▶ **EXERCISE INSTRUCTIONS**: Taking the data below, please print only the lines from the line holding "Parse this screenshot: output" to the line holding "What data was", inclusive, with pictures omitted.

= = = = =

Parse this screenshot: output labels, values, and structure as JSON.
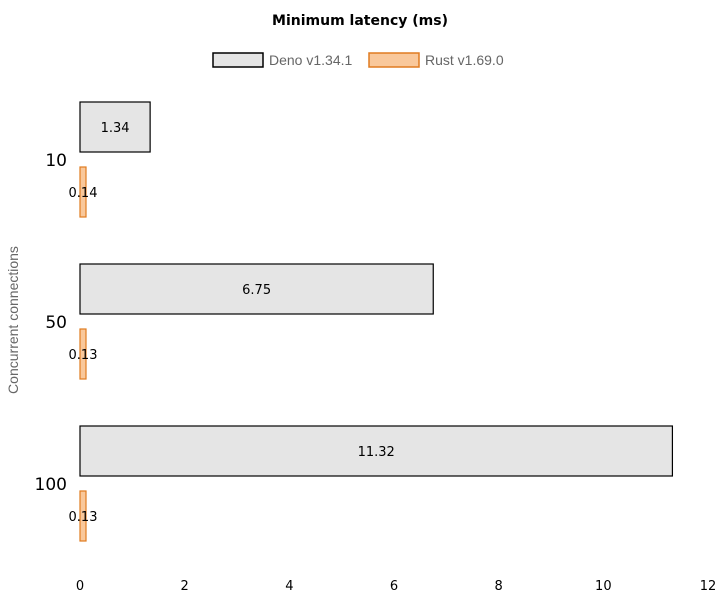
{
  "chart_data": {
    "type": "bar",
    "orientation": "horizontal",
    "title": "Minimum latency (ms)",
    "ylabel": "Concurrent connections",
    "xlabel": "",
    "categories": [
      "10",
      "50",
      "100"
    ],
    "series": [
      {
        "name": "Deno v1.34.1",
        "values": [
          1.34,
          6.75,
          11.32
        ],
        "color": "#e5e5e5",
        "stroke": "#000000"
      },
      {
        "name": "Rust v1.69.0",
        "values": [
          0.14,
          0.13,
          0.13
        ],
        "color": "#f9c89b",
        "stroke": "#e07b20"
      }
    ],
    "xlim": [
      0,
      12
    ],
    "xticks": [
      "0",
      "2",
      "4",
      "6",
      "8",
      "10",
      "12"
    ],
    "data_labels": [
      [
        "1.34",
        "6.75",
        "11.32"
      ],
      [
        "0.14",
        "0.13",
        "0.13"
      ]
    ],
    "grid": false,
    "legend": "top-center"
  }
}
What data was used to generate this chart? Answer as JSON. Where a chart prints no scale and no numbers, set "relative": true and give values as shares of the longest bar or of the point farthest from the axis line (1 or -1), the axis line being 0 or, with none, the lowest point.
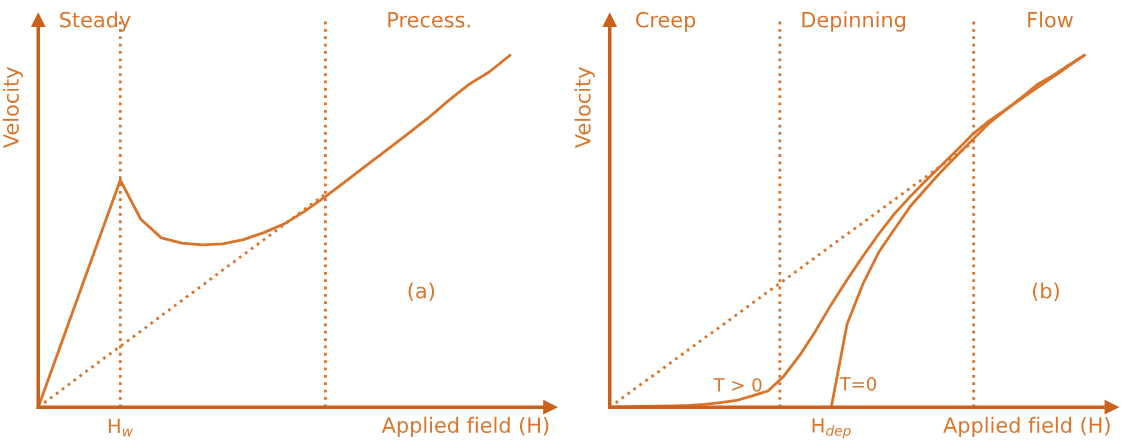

= = = = =

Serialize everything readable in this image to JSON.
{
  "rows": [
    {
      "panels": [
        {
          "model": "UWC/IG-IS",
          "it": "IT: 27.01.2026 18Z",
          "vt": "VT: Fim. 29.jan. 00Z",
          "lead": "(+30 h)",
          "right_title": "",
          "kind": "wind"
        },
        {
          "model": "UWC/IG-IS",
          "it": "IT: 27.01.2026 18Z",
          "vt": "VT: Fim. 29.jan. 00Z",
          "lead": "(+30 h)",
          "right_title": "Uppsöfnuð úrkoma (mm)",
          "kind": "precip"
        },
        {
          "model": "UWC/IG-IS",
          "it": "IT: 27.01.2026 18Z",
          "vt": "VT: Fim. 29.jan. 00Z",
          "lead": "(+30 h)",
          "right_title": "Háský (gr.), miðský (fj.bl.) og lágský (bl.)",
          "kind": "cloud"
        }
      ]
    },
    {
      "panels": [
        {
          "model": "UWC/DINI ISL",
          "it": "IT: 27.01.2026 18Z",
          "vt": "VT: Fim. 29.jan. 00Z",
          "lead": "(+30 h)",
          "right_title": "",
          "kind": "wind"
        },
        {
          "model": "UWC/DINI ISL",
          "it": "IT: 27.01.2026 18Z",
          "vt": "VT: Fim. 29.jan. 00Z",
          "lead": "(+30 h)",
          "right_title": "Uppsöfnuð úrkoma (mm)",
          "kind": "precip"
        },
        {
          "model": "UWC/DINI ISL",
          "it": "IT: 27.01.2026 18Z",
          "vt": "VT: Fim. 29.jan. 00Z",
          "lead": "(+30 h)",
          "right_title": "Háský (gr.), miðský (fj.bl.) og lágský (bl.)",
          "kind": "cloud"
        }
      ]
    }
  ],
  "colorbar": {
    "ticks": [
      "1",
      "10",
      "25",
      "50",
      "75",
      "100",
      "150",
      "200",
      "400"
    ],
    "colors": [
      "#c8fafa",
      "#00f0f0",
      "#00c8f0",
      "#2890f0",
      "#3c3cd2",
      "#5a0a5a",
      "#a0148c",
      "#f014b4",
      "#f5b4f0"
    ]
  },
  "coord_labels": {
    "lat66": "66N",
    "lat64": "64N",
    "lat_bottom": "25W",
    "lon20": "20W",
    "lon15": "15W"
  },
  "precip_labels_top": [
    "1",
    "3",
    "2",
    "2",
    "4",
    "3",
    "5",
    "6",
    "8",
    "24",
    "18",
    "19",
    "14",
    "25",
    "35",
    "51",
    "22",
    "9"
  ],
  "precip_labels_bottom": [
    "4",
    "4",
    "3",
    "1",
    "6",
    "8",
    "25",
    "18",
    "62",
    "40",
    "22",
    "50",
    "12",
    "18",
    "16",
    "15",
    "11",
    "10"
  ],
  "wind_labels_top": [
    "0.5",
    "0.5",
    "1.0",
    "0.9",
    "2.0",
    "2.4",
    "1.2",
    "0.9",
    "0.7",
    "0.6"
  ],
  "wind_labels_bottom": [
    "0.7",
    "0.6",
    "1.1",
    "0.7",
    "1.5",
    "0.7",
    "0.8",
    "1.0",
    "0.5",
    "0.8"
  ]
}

= = = = =

▶ **TASK RESULT**:
Parse this screenshot: output labels, values, and structure as JSON.
{
  "chart_data": {
    "type": "bar",
    "orientation": "horizontal",
    "title": "Minimum latency (ms)",
    "ylabel": "Concurrent connections",
    "xlabel": "",
    "categories": [
      "10",
      "50",
      "100"
    ],
    "series": [
      {
        "name": "Deno v1.34.1",
        "values": [
          1.34,
          6.75,
          11.32
        ],
        "color": "#e5e5e5",
        "stroke": "#000000"
      },
      {
        "name": "Rust v1.69.0",
        "values": [
          0.14,
          0.13,
          0.13
        ],
        "color": "#f9c89b",
        "stroke": "#e07b20"
      }
    ],
    "xlim": [
      0,
      12
    ],
    "xticks": [
      "0",
      "2",
      "4",
      "6",
      "8",
      "10",
      "12"
    ],
    "data_labels": [
      [
        "1.34",
        "6.75",
        "11.32"
      ],
      [
        "0.14",
        "0.13",
        "0.13"
      ]
    ],
    "grid": false,
    "legend": "top-center"
  }
}
What data was used to generate this chart? Answer as JSON. Where a chart prints no scale and no numbers, set "relative": true and give values as shares of the longest bar or of the point farthest from the axis line (1 or -1), the axis line being 0 or, with none, the lowest point.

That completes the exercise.